== DATASET EXCERPTS ==
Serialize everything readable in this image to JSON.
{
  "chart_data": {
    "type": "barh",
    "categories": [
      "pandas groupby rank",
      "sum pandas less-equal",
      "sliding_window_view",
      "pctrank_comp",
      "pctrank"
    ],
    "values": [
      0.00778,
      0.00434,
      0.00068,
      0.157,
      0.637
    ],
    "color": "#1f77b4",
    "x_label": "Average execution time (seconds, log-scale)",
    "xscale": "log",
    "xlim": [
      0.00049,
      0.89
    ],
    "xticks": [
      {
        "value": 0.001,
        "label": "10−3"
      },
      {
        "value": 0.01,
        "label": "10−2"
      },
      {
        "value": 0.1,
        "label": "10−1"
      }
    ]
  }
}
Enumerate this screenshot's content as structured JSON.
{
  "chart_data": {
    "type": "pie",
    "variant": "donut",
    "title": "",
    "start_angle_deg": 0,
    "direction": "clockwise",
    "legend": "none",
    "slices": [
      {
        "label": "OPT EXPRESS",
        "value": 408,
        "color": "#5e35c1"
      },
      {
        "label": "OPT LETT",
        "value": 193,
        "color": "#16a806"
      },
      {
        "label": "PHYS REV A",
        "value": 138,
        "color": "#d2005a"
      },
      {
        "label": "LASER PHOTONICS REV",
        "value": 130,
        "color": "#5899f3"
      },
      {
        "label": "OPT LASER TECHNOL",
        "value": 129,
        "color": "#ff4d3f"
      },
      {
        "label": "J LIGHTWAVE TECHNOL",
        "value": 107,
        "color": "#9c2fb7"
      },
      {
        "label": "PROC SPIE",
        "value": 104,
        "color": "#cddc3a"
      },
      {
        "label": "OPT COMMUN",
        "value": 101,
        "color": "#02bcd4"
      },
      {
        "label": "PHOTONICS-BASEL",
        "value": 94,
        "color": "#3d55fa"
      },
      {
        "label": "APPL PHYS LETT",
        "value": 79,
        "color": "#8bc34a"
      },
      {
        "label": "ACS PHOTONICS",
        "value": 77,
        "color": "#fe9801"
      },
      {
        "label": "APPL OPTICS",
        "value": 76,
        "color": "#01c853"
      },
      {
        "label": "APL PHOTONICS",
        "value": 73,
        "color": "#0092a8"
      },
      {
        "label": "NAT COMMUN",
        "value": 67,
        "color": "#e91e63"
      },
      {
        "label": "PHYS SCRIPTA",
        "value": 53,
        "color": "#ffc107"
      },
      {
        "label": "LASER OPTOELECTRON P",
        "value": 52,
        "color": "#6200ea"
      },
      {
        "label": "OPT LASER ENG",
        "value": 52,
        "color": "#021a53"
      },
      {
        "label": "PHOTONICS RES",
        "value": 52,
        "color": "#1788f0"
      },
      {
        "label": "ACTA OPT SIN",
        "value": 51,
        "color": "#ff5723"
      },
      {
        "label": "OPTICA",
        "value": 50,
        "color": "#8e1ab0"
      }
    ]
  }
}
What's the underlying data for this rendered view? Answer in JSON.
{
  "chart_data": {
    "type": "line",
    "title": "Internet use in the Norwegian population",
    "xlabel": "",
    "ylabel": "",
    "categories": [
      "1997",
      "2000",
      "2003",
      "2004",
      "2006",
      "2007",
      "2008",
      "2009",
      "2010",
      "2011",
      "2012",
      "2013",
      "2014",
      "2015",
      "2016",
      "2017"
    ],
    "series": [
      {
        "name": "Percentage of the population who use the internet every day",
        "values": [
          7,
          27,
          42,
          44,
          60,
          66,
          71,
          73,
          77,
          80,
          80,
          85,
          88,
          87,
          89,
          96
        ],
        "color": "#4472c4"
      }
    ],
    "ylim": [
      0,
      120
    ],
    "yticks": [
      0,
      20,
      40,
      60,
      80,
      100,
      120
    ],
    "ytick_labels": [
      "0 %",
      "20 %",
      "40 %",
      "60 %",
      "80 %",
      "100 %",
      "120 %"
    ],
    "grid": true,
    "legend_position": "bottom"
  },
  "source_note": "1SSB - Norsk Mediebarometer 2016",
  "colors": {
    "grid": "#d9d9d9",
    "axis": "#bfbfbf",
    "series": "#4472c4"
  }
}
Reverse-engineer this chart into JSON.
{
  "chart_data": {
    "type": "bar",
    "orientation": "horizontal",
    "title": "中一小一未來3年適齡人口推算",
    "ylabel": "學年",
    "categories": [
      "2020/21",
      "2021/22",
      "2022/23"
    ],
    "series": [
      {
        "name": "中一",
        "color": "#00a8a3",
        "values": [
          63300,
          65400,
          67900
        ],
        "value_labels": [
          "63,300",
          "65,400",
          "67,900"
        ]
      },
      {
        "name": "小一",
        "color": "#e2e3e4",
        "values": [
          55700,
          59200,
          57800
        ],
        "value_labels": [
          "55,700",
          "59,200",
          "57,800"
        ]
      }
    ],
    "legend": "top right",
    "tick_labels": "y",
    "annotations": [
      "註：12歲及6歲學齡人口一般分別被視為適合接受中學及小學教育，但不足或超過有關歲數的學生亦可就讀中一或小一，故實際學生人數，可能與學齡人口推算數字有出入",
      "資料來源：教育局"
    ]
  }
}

== SHORT PROBLEM ==
Give back exactly the lines beginning at the one with "Reverse-engineer this chart into JSON." and ending at the final line of the material; both boundary lines belong in it.

== ANSWER TO THE TASK ==
Reverse-engineer this chart into JSON.
{
  "chart_data": {
    "type": "bar",
    "orientation": "horizontal",
    "title": "中一小一未來3年適齡人口推算",
    "ylabel": "學年",
    "categories": [
      "2020/21",
      "2021/22",
      "2022/23"
    ],
    "series": [
      {
        "name": "中一",
        "color": "#00a8a3",
        "values": [
          63300,
          65400,
          67900
        ],
        "value_labels": [
          "63,300",
          "65,400",
          "67,900"
        ]
      },
      {
        "name": "小一",
        "color": "#e2e3e4",
        "values": [
          55700,
          59200,
          57800
        ],
        "value_labels": [
          "55,700",
          "59,200",
          "57,800"
        ]
      }
    ],
    "legend": "top right",
    "tick_labels": "y",
    "annotations": [
      "註：12歲及6歲學齡人口一般分別被視為適合接受中學及小學教育，但不足或超過有關歲數的學生亦可就讀中一或小一，故實際學生人數，可能與學齡人口推算數字有出入",
      "資料來源：教育局"
    ]
  }
}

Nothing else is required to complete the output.